Exercise prompt
Would you pull out every line of the material that contains the string "BobyFofokeiro"?

[Stored data]
^^^^^^^^^^^^^^^^

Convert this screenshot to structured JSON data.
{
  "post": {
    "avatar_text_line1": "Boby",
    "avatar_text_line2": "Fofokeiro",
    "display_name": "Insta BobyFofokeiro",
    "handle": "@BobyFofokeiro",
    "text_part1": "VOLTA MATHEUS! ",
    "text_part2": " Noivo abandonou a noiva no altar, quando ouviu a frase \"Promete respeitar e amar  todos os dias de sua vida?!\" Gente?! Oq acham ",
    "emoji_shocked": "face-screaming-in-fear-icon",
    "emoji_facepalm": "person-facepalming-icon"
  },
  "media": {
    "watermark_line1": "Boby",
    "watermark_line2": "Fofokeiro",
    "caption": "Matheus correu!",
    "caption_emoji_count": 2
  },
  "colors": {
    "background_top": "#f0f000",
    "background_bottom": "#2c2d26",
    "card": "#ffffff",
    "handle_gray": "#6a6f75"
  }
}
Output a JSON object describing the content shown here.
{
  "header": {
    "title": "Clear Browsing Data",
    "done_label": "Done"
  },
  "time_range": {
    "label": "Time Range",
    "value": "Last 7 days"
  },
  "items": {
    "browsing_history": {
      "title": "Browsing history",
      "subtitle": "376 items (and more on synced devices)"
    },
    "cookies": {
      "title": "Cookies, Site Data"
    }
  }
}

^^^^^^^^^^^^^^^^

Task output
    "display_name": "Insta BobyFofokeiro",
    "handle": "@BobyFofokeiro",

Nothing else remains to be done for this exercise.